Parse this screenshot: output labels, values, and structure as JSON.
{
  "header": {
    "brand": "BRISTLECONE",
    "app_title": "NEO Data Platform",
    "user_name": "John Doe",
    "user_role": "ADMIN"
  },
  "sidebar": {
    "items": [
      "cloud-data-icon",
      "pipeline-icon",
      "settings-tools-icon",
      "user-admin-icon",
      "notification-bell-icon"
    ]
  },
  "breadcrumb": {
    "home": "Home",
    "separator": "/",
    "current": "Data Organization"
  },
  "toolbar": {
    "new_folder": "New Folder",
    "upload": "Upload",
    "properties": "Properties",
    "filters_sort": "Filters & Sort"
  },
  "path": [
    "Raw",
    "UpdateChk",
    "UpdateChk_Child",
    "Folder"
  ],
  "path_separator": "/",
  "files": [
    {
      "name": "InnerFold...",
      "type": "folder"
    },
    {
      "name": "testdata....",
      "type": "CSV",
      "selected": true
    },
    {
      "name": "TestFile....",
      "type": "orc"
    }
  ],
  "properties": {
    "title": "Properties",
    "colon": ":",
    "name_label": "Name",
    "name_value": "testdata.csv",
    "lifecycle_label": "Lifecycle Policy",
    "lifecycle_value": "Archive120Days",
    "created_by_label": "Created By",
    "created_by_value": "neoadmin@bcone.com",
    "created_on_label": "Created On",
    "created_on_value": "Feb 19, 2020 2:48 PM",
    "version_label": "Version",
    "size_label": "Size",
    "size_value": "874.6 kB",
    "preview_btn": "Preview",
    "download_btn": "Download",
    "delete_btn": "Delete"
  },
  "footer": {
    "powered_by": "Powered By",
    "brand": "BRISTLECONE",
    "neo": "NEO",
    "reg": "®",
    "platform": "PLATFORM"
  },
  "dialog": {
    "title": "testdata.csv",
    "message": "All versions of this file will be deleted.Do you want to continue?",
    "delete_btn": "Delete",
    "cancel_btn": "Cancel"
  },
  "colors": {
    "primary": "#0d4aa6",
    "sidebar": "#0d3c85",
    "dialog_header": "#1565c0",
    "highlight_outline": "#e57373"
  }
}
+---+
• _Your goal_
Write the material out again word for word.

• _The reply_
Parse this screenshot: output labels, values, and structure as JSON.
{
  "header": {
    "brand": "BRISTLECONE",
    "app_title": "NEO Data Platform",
    "user_name": "John Doe",
    "user_role": "ADMIN"
  },
  "sidebar": {
    "items": [
      "cloud-data-icon",
      "pipeline-icon",
      "settings-tools-icon",
      "user-admin-icon",
      "notification-bell-icon"
    ]
  },
  "breadcrumb": {
    "home": "Home",
    "separator": "/",
    "current": "Data Organization"
  },
  "toolbar": {
    "new_folder": "New Folder",
    "upload": "Upload",
    "properties": "Properties",
    "filters_sort": "Filters & Sort"
  },
  "path": [
    "Raw",
    "UpdateChk",
    "UpdateChk_Child",
    "Folder"
  ],
  "path_separator": "/",
  "files": [
    {
      "name": "InnerFold...",
      "type": "folder"
    },
    {
      "name": "testdata....",
      "type": "CSV",
      "selected": true
    },
    {
      "name": "TestFile....",
      "type": "orc"
    }
  ],
  "properties": {
    "title": "Properties",
    "colon": ":",
    "name_label": "Name",
    "name_value": "testdata.csv",
    "lifecycle_label": "Lifecycle Policy",
    "lifecycle_value": "Archive120Days",
    "created_by_label": "Created By",
    "created_by_value": "neoadmin@bcone.com",
    "created_on_label": "Created On",
    "created_on_value": "Feb 19, 2020 2:48 PM",
    "version_label": "Version",
    "size_label": "Size",
    "size_value": "874.6 kB",
    "preview_btn": "Preview",
    "download_btn": "Download",
    "delete_btn": "Delete"
  },
  "footer": {
    "powered_by": "Powered By",
    "brand": "BRISTLECONE",
    "neo": "NEO",
    "reg": "®",
    "platform": "PLATFORM"
  },
  "dialog": {
    "title": "testdata.csv",
    "message": "All versions of this file will be deleted.Do you want to continue?",
    "delete_btn": "Delete",
    "cancel_btn": "Cancel"
  },
  "colors": {
    "primary": "#0d4aa6",
    "sidebar": "#0d3c85",
    "dialog_header": "#1565c0",
    "highlight_outline": "#e57373"
  }
}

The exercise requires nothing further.